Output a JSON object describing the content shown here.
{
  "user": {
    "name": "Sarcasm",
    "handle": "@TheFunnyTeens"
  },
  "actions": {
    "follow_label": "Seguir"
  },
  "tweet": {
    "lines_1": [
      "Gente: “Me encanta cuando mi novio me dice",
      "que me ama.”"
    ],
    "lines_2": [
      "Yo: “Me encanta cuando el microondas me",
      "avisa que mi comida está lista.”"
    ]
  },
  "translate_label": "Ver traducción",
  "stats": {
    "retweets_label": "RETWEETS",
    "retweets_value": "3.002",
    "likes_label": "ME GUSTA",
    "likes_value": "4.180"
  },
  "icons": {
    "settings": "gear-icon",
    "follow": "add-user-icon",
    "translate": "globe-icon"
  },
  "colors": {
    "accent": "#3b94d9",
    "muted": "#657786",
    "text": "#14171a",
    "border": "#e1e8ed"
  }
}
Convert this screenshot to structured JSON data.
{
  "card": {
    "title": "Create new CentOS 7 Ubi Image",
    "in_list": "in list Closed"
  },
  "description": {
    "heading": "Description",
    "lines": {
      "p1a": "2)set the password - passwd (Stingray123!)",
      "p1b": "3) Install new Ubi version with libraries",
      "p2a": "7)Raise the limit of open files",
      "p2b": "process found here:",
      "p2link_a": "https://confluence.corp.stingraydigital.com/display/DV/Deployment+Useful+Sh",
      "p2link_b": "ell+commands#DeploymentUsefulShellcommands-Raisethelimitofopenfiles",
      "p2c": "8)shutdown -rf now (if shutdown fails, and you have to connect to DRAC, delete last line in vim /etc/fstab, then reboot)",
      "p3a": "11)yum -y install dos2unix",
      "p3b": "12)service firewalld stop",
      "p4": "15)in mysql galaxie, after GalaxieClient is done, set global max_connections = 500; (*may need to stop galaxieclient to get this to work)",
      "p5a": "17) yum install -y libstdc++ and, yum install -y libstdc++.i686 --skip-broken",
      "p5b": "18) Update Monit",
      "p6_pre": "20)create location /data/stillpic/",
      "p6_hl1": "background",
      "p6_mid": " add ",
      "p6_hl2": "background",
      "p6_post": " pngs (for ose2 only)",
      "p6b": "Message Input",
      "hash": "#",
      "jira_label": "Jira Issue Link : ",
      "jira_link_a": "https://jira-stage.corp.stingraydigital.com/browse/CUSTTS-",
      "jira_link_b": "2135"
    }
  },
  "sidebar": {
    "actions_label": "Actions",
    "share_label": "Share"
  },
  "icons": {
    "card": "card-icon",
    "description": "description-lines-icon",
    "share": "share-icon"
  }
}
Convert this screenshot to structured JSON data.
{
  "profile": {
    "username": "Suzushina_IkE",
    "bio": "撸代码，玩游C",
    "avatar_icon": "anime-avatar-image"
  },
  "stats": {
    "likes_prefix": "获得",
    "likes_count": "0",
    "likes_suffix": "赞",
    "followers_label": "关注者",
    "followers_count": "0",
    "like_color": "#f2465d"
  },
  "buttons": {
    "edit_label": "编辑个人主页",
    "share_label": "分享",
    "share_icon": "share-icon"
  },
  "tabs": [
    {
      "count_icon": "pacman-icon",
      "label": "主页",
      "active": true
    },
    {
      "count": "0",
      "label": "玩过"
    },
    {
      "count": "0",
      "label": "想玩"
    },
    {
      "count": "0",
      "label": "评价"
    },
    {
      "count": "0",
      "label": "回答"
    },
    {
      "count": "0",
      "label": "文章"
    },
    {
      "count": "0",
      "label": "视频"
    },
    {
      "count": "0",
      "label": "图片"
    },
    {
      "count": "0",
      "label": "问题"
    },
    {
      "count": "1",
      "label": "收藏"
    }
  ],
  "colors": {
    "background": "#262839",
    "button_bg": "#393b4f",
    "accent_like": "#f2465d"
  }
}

===============

» **Your instructions**: Every line of the listing that holds "cuando" is to be counted; give only the resulting number.

» **Task solution**: 2